INSTRUCTIONS TO FOLLOW: Write the material out again exactly.

-- START OF RECORDED DATA --

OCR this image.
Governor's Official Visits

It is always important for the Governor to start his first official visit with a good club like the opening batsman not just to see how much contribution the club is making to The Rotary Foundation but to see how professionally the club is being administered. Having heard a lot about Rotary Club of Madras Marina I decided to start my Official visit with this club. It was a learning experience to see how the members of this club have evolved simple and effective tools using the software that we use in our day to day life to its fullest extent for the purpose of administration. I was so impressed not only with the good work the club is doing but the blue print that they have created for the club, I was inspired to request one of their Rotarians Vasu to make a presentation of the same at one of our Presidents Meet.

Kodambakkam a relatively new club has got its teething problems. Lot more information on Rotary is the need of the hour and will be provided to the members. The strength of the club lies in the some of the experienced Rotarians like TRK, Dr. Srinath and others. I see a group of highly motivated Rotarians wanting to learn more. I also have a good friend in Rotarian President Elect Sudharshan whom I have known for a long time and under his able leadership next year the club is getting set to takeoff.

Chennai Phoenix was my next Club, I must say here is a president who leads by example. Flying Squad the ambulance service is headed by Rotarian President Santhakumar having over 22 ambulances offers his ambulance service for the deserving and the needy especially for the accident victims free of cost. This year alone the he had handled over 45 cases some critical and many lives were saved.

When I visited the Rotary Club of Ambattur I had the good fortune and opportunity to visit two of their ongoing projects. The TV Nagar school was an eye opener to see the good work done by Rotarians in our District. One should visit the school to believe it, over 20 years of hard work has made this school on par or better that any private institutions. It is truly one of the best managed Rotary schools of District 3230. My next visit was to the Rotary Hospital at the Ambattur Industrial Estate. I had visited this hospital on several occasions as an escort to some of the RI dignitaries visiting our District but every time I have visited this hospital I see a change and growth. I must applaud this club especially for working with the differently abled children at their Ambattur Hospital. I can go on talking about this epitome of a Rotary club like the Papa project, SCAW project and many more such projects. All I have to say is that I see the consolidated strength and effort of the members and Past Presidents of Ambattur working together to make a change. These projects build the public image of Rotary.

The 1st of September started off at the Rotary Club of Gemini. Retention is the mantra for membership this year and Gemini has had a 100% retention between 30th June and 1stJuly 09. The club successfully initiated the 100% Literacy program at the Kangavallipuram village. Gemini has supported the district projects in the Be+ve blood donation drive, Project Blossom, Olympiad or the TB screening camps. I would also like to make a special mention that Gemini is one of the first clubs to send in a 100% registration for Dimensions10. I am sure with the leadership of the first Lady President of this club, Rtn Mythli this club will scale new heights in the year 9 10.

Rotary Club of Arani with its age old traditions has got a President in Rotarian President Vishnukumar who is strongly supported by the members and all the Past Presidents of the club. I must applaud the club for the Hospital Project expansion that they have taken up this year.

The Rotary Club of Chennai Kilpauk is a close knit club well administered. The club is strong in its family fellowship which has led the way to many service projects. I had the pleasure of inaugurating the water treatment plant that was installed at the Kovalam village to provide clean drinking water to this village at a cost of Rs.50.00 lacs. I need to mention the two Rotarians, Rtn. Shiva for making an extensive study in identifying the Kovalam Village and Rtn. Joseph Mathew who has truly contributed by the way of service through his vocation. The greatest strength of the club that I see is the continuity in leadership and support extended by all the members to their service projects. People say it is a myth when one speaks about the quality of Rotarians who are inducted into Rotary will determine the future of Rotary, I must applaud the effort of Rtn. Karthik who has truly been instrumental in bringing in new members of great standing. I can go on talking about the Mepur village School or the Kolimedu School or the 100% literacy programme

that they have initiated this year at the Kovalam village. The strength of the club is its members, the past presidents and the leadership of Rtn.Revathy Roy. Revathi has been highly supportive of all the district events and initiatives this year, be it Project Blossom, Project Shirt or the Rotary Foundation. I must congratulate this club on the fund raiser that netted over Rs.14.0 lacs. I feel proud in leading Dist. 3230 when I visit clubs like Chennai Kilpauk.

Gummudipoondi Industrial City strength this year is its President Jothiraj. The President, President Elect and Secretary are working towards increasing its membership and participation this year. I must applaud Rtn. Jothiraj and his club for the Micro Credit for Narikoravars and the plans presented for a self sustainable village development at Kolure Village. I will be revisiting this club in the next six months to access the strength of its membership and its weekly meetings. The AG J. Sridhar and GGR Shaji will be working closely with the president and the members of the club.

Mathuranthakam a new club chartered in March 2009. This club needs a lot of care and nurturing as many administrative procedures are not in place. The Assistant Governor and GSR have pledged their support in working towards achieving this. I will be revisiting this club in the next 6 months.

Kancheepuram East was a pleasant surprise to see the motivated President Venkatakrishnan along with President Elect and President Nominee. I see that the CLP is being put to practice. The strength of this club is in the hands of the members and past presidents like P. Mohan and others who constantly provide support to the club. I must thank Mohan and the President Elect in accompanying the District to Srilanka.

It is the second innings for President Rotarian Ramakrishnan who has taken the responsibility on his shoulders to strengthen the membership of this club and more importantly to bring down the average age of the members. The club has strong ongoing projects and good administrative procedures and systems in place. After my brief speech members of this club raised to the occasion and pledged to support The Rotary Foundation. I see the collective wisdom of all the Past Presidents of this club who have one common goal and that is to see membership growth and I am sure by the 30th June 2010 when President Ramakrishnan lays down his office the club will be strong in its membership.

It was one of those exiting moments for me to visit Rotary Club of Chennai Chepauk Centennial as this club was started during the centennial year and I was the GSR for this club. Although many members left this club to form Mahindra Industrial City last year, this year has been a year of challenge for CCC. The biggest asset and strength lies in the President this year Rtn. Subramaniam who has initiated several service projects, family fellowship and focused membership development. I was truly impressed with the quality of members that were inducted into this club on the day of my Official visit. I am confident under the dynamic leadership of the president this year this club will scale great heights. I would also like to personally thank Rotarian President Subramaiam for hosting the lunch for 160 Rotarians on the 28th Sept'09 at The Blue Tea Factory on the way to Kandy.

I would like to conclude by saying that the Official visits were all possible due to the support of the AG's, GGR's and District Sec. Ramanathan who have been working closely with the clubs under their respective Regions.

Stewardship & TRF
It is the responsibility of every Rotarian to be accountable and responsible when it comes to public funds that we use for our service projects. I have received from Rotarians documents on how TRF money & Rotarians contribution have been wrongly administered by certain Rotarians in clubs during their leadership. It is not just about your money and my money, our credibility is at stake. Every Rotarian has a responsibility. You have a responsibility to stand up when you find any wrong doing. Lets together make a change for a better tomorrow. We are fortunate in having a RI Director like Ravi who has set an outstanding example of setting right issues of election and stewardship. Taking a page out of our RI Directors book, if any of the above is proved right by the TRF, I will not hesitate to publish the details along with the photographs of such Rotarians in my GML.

-- END OF RECORDED DATA --

TASK SOLUTION:
OCR this image.
Governor's Official Visits

It is always important for the Governor to start his first official visit with a good club like the opening batsman not just to see how much contribution the club is making to The Rotary Foundation but to see how professionally the club is being administered. Having heard a lot about Rotary Club of Madras Marina I decided to start my Official visit with this club. It was a learning experience to see how the members of this club have evolved simple and effective tools using the software that we use in our day to day life to its fullest extent for the purpose of administration. I was so impressed not only with the good work the club is doing but the blue print that they have created for the club, I was inspired to request one of their Rotarians Vasu to make a presentation of the same at one of our Presidents Meet.

Kodambakkam a relatively new club has got its teething problems. Lot more information on Rotary is the need of the hour and will be provided to the members. The strength of the club lies in the some of the experienced Rotarians like TRK, Dr. Srinath and others. I see a group of highly motivated Rotarians wanting to learn more. I also have a good friend in Rotarian President Elect Sudharshan whom I have known for a long time and under his able leadership next year the club is getting set to takeoff.

Chennai Phoenix was my next Club, I must say here is a president who leads by example. Flying Squad the ambulance service is headed by Rotarian President Santhakumar having over 22 ambulances offers his ambulance service for the deserving and the needy especially for the accident victims free of cost. This year alone the he had handled over 45 cases some critical and many lives were saved.

When I visited the Rotary Club of Ambattur I had the good fortune and opportunity to visit two of their ongoing projects. The TV Nagar school was an eye opener to see the good work done by Rotarians in our District. One should visit the school to believe it, over 20 years of hard work has made this school on par or better that any private institutions. It is truly one of the best managed Rotary schools of District 3230. My next visit was to the Rotary Hospital at the Ambattur Industrial Estate. I had visited this hospital on several occasions as an escort to some of the RI dignitaries visiting our District but every time I have visited this hospital I see a change and growth. I must applaud this club especially for working with the differently abled children at their Ambattur Hospital. I can go on talking about this epitome of a Rotary club like the Papa project, SCAW project and many more such projects. All I have to say is that I see the consolidated strength and effort of the members and Past Presidents of Ambattur working together to make a change. These projects build the public image of Rotary.

The 1st of September started off at the Rotary Club of Gemini. Retention is the mantra for membership this year and Gemini has had a 100% retention between 30th June and 1stJuly 09. The club successfully initiated the 100% Literacy program at the Kangavallipuram village. Gemini has supported the district projects in the Be+ve blood donation drive, Project Blossom, Olympiad or the TB screening camps. I would also like to make a special mention that Gemini is one of the first clubs to send in a 100% registration for Dimensions10. I am sure with the leadership of the first Lady President of this club, Rtn Mythli this club will scale new heights in the year 9 10.

Rotary Club of Arani with its age old traditions has got a President in Rotarian President Vishnukumar who is strongly supported by the members and all the Past Presidents of the club. I must applaud the club for the Hospital Project expansion that they have taken up this year.

The Rotary Club of Chennai Kilpauk is a close knit club well administered. The club is strong in its family fellowship which has led the way to many service projects. I had the pleasure of inaugurating the water treatment plant that was installed at the Kovalam village to provide clean drinking water to this village at a cost of Rs.50.00 lacs. I need to mention the two Rotarians, Rtn. Shiva for making an extensive study in identifying the Kovalam Village and Rtn. Joseph Mathew who has truly contributed by the way of service through his vocation. The greatest strength of the club that I see is the continuity in leadership and support extended by all the members to their service projects. People say it is a myth when one speaks about the quality of Rotarians who are inducted into Rotary will determine the future of Rotary, I must applaud the effort of Rtn. Karthik who has truly been instrumental in bringing in new members of great standing. I can go on talking about the Mepur village School or the Kolimedu School or the 100% literacy programme

that they have initiated this year at the Kovalam village. The strength of the club is its members, the past presidents and the leadership of Rtn.Revathy Roy. Revathi has been highly supportive of all the district events and initiatives this year, be it Project Blossom, Project Shirt or the Rotary Foundation. I must congratulate this club on the fund raiser that netted over Rs.14.0 lacs. I feel proud in leading Dist. 3230 when I visit clubs like Chennai Kilpauk.

Gummudipoondi Industrial City strength this year is its President Jothiraj. The President, President Elect and Secretary are working towards increasing its membership and participation this year. I must applaud Rtn. Jothiraj and his club for the Micro Credit for Narikoravars and the plans presented for a self sustainable village development at Kolure Village. I will be revisiting this club in the next six months to access the strength of its membership and its weekly meetings. The AG J. Sridhar and GGR Shaji will be working closely with the president and the members of the club.

Mathuranthakam a new club chartered in March 2009. This club needs a lot of care and nurturing as many administrative procedures are not in place. The Assistant Governor and GSR have pledged their support in working towards achieving this. I will be revisiting this club in the next 6 months.

Kancheepuram East was a pleasant surprise to see the motivated President Venkatakrishnan along with President Elect and President Nominee. I see that the CLP is being put to practice. The strength of this club is in the hands of the members and past presidents like P. Mohan and others who constantly provide support to the club. I must thank Mohan and the President Elect in accompanying the District to Srilanka.

It is the second innings for President Rotarian Ramakrishnan who has taken the responsibility on his shoulders to strengthen the membership of this club and more importantly to bring down the average age of the members. The club has strong ongoing projects and good administrative procedures and systems in place. After my brief speech members of this club raised to the occasion and pledged to support The Rotary Foundation. I see the collective wisdom of all the Past Presidents of this club who have one common goal and that is to see membership growth and I am sure by the 30th June 2010 when President Ramakrishnan lays down his office the club will be strong in its membership.

It was one of those exiting moments for me to visit Rotary Club of Chennai Chepauk Centennial as this club was started during the centennial year and I was the GSR for this club. Although many members left this club to form Mahindra Industrial City last year, this year has been a year of challenge for CCC. The biggest asset and strength lies in the President this year Rtn. Subramaniam who has initiated several service projects, family fellowship and focused membership development. I was truly impressed with the quality of members that were inducted into this club on the day of my Official visit. I am confident under the dynamic leadership of the president this year this club will scale great heights. I would also like to personally thank Rotarian President Subramaiam for hosting the lunch for 160 Rotarians on the 28th Sept'09 at The Blue Tea Factory on the way to Kandy.

I would like to conclude by saying that the Official visits were all possible due to the support of the AG's, GGR's and District Sec. Ramanathan who have been working closely with the clubs under their respective Regions.

Stewardship & TRF
It is the responsibility of every Rotarian to be accountable and responsible when it comes to public funds that we use for our service projects. I have received from Rotarians documents on how TRF money & Rotarians contribution have been wrongly administered by certain Rotarians in clubs during their leadership. It is not just about your money and my money, our credibility is at stake. Every Rotarian has a responsibility. You have a responsibility to stand up when you find any wrong doing. Lets together make a change for a better tomorrow. We are fortunate in having a RI Director like Ravi who has set an outstanding example of setting right issues of election and stewardship. Taking a page out of our RI Directors book, if any of the above is proved right by the TRF, I will not hesitate to publish the details along with the photographs of such Rotarians in my GML.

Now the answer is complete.